> _WRITTEN TASK_: Copy every line from the records below that holds the word "Search".
○ ○ ○ ○ ○
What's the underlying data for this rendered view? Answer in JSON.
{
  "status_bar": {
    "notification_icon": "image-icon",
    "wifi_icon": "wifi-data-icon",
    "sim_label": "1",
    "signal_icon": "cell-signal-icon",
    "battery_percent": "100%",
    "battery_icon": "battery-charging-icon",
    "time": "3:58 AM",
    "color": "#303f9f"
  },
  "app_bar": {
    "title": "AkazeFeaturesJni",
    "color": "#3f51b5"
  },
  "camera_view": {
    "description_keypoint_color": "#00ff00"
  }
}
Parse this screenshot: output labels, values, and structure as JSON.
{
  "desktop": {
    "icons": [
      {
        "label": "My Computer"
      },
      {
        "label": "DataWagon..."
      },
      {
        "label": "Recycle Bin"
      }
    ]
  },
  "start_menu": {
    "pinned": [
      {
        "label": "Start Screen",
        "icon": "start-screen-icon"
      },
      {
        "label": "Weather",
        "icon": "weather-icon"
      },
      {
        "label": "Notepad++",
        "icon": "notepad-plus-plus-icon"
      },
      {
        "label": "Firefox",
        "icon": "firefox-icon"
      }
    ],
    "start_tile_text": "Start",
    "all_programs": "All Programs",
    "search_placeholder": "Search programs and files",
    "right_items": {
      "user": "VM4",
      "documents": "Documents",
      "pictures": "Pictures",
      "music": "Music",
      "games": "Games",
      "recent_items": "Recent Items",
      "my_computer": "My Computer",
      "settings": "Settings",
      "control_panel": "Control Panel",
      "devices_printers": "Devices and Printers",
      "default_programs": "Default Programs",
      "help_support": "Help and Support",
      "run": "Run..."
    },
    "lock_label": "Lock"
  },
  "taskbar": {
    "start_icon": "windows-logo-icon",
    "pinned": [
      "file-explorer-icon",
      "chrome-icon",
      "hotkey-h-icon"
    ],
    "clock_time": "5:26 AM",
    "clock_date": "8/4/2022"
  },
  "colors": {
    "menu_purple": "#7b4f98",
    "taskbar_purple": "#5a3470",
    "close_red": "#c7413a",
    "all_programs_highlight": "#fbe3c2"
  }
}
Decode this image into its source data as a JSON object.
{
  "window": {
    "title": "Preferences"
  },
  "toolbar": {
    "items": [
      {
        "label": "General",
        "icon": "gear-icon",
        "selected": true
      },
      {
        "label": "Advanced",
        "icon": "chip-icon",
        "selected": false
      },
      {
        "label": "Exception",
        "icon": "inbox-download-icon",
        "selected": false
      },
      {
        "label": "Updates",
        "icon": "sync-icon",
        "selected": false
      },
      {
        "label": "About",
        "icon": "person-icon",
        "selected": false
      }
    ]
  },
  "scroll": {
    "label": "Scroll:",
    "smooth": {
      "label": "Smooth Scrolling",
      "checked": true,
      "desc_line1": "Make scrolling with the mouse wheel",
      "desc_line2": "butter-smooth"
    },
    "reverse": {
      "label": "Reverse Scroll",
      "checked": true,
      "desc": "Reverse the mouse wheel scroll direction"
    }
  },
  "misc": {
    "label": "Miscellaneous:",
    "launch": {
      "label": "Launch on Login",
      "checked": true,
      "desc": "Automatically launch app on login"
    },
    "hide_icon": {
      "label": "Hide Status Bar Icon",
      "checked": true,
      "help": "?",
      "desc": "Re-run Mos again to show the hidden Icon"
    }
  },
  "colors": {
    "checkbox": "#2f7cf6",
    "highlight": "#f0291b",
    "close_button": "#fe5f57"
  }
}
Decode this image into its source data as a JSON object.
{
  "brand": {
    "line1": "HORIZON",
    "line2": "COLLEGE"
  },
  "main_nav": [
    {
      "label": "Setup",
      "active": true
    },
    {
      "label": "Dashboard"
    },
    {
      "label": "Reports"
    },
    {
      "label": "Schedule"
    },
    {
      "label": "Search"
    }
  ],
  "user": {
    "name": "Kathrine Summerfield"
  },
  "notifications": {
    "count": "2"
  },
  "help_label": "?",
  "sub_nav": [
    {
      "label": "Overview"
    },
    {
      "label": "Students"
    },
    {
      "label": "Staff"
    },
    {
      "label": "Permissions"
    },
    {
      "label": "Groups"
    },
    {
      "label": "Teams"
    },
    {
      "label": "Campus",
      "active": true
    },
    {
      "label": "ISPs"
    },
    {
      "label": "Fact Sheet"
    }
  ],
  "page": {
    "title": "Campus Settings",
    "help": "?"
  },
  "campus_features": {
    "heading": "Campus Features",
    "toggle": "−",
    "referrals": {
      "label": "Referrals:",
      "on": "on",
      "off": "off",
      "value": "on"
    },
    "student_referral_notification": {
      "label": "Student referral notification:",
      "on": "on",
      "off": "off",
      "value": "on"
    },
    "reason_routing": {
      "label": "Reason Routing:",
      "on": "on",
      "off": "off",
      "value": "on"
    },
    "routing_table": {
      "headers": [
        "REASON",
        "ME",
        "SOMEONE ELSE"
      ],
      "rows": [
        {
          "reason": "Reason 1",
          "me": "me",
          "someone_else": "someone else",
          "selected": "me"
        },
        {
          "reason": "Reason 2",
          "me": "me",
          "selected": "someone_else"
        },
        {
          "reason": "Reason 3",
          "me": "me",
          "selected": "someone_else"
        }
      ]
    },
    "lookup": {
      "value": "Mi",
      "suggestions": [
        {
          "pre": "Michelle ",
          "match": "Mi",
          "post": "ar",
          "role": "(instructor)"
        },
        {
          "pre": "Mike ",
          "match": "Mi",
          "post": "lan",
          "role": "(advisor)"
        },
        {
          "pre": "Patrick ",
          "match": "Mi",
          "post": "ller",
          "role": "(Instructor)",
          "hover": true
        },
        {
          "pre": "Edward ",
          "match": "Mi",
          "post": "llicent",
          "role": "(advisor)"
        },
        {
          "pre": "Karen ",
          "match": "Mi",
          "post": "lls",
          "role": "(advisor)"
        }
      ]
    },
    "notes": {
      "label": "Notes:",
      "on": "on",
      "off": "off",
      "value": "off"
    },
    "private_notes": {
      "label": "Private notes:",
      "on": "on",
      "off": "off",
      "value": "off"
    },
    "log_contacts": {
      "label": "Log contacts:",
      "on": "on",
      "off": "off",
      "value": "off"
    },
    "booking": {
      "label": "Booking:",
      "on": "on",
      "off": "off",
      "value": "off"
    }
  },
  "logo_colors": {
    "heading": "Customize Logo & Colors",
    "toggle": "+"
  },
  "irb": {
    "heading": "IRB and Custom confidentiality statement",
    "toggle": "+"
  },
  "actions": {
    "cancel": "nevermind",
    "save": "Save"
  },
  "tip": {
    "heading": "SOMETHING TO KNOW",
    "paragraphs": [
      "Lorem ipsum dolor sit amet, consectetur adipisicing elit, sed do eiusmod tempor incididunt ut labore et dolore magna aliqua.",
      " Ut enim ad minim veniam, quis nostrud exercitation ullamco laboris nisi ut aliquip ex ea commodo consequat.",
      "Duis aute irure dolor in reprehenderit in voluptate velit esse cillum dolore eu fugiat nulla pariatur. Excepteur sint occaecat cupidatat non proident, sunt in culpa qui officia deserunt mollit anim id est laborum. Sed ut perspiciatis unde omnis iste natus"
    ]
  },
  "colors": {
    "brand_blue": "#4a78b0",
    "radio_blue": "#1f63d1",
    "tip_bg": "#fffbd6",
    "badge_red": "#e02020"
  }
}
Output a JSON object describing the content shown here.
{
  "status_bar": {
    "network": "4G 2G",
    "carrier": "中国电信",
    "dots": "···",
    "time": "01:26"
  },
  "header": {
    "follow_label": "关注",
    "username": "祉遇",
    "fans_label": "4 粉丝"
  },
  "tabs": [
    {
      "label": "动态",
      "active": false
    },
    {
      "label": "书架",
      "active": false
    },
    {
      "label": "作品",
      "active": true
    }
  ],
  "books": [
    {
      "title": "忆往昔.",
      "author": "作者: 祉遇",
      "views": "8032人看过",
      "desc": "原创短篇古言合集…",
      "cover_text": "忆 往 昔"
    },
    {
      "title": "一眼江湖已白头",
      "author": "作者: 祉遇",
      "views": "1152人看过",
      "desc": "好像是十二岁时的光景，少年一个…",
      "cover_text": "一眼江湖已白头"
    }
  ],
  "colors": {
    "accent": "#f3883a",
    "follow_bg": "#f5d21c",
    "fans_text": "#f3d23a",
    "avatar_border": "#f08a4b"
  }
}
○ ○ ○ ○ ○
> _EXERCISE ANSWER_:
    "search_placeholder": "Search programs and files",
      "label": "Search"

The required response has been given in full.